### [The task]
In how many lines does the string "color" appear? Answer with the number only.

### [Given data]
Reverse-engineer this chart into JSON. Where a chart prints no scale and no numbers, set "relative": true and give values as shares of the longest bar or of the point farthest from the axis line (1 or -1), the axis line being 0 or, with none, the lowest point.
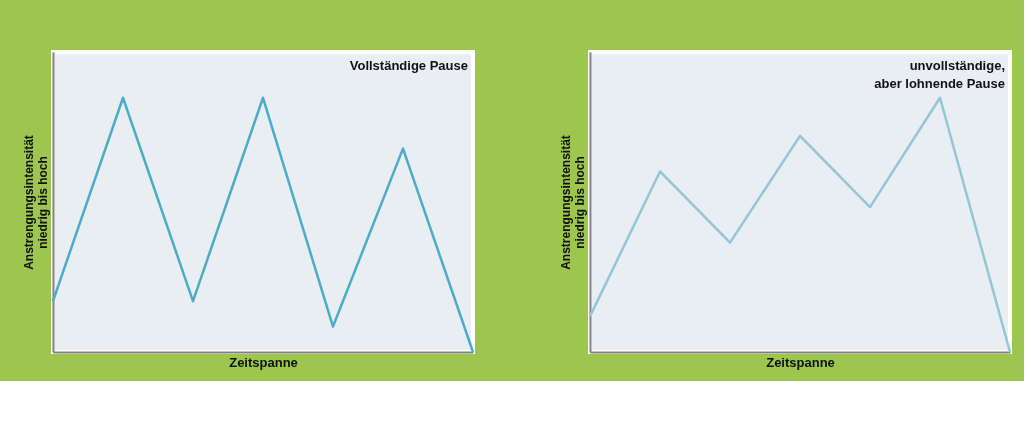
{
  "chart_data": [
    {
      "type": "line",
      "title": "Vollständige Pause",
      "xlabel": "Zeitspanne",
      "ylabel": "Anstrengungsintensität\nniedrig bis hoch",
      "relative": true,
      "tick_labels": false,
      "grid": false,
      "marker": "none",
      "line_style": "solid",
      "categories": [
        null,
        null,
        null,
        null,
        null,
        null,
        null
      ],
      "series": [
        {
          "color": "#4bacc6",
          "values": [
            0.2,
            1,
            0.2,
            1,
            0.1,
            0.8,
            0
          ]
        }
      ]
    },
    {
      "type": "line",
      "title": "unvollständige,\naber lohnende Pause",
      "xlabel": "Zeitspanne",
      "ylabel": "Anstrengungsintensität\nniedrig bis hoch",
      "relative": true,
      "tick_labels": false,
      "grid": false,
      "marker": "none",
      "line_style": "solid",
      "categories": [
        null,
        null,
        null,
        null,
        null,
        null,
        null
      ],
      "series": [
        {
          "color": "#93c6d8",
          "values": [
            0.14,
            0.71,
            0.43,
            0.85,
            0.57,
            1,
            0
          ]
        }
      ]
    }
  ]
}
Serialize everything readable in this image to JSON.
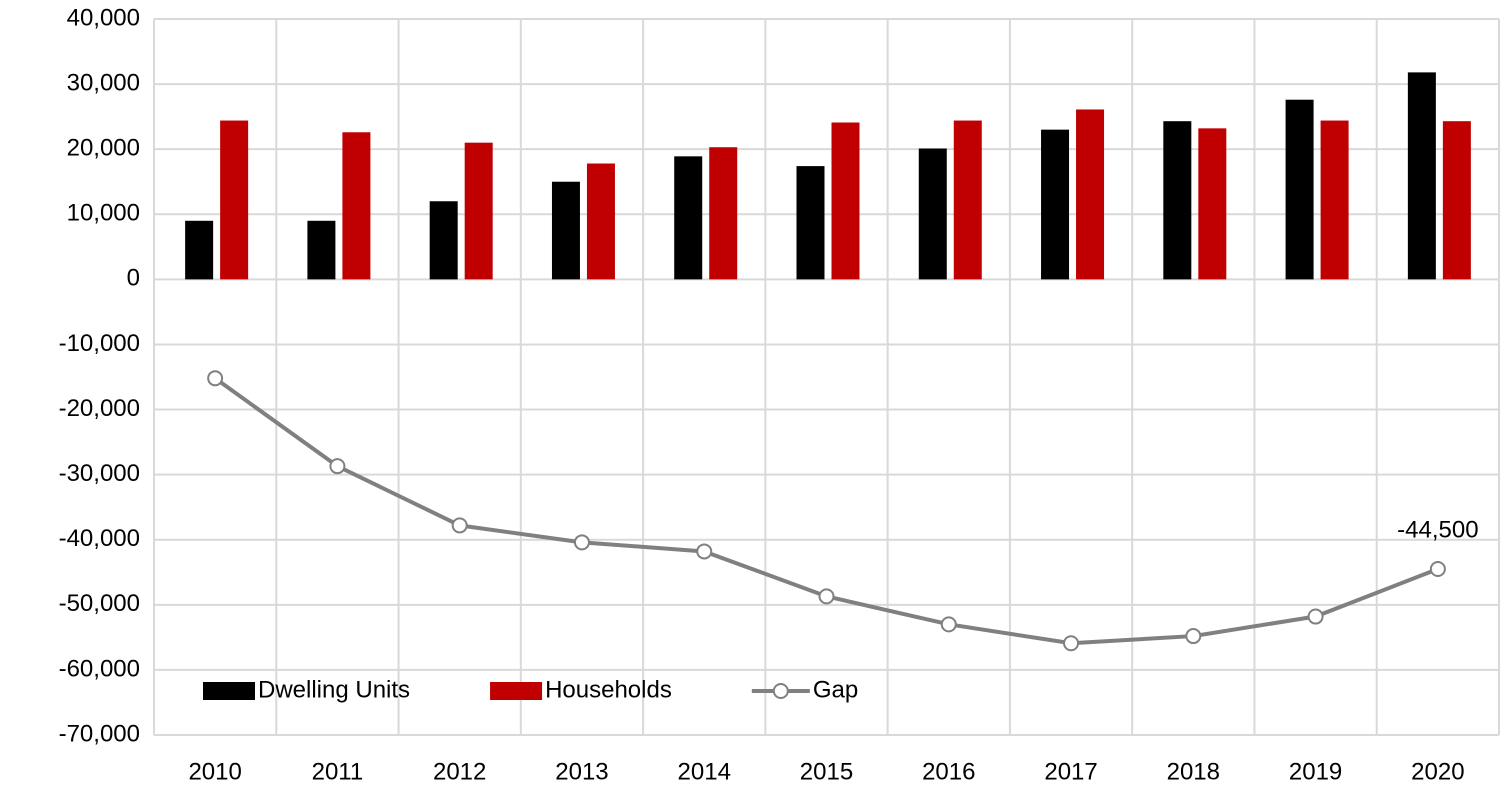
{
  "chart_data": {
    "type": "bar-line",
    "categories": [
      "2010",
      "2011",
      "2012",
      "2013",
      "2014",
      "2015",
      "2016",
      "2017",
      "2018",
      "2019",
      "2020"
    ],
    "series": [
      {
        "name": "Dwelling Units",
        "color": "#000000",
        "type": "bar",
        "values": [
          9000,
          9000,
          12000,
          15000,
          18900,
          17400,
          20100,
          23000,
          24300,
          27600,
          31800
        ]
      },
      {
        "name": "Households",
        "color": "#c00000",
        "type": "bar",
        "values": [
          24400,
          22600,
          21000,
          17800,
          20300,
          24100,
          24400,
          26100,
          23200,
          24400,
          24300
        ]
      },
      {
        "name": "Gap",
        "color": "#808080",
        "type": "line",
        "values": [
          -15200,
          -28700,
          -37800,
          -40400,
          -41800,
          -48700,
          -53000,
          -55900,
          -54800,
          -51800,
          -44500
        ],
        "value_labels": [
          null,
          null,
          null,
          null,
          null,
          null,
          null,
          null,
          null,
          null,
          "-44,500"
        ]
      }
    ],
    "ylim": [
      -70000,
      40000
    ],
    "yticks": [
      {
        "value": -70000,
        "label": "-70,000"
      },
      {
        "value": -60000,
        "label": "-60,000"
      },
      {
        "value": -50000,
        "label": "-50,000"
      },
      {
        "value": -40000,
        "label": "-40,000"
      },
      {
        "value": -30000,
        "label": "-30,000"
      },
      {
        "value": -20000,
        "label": "-20,000"
      },
      {
        "value": -10000,
        "label": "-10,000"
      },
      0,
      {
        "value": 10000,
        "label": "10,000"
      },
      {
        "value": 20000,
        "label": "20,000"
      },
      {
        "value": 30000,
        "label": "30,000"
      },
      {
        "value": 40000,
        "label": "40,000"
      }
    ],
    "grid": true,
    "legend": "lower left"
  }
}
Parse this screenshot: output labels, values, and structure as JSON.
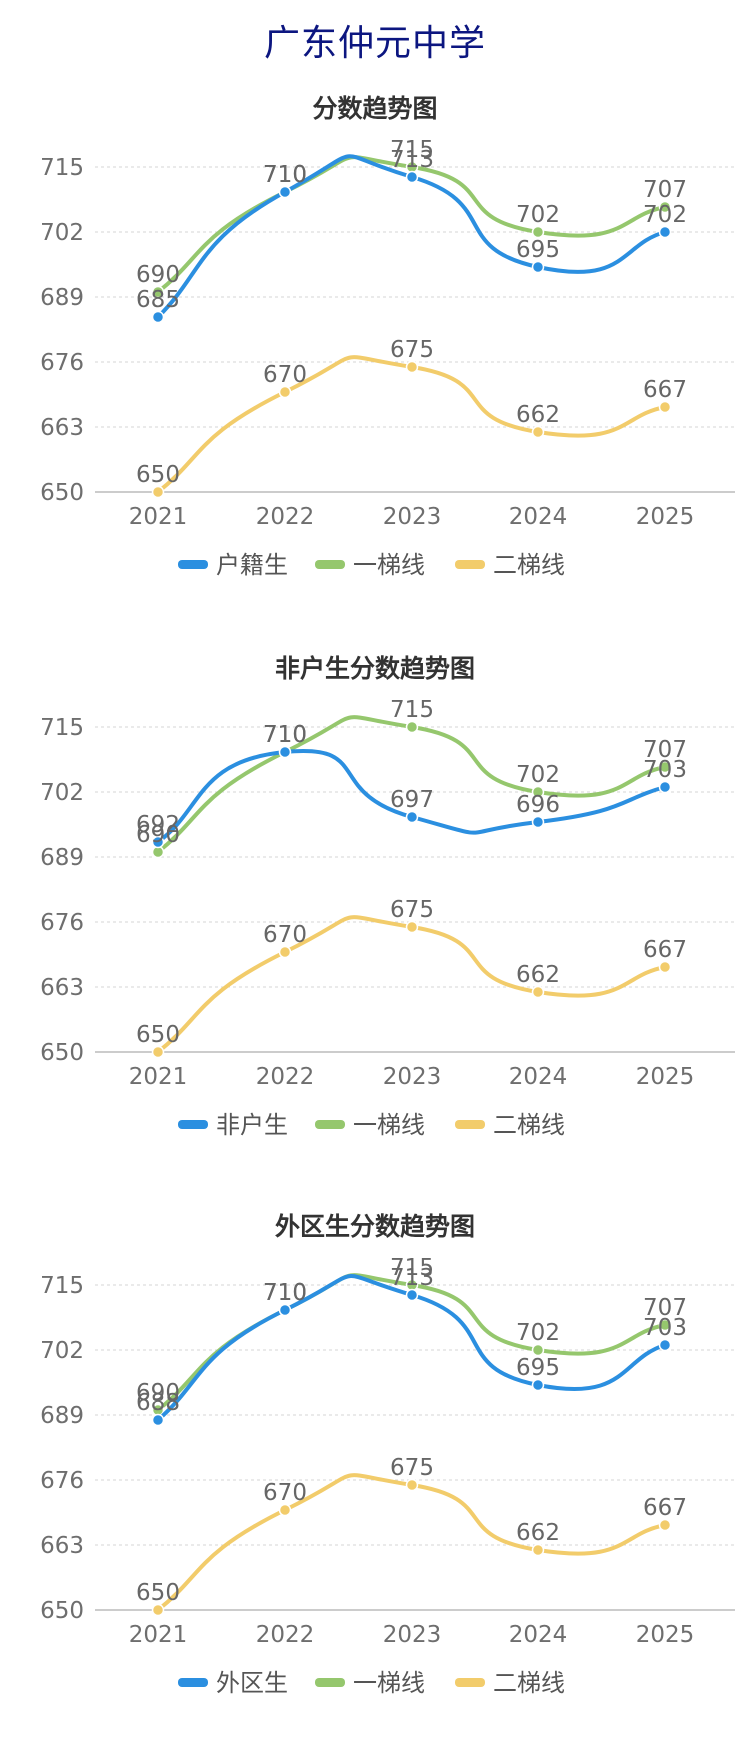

### [Task solution]
5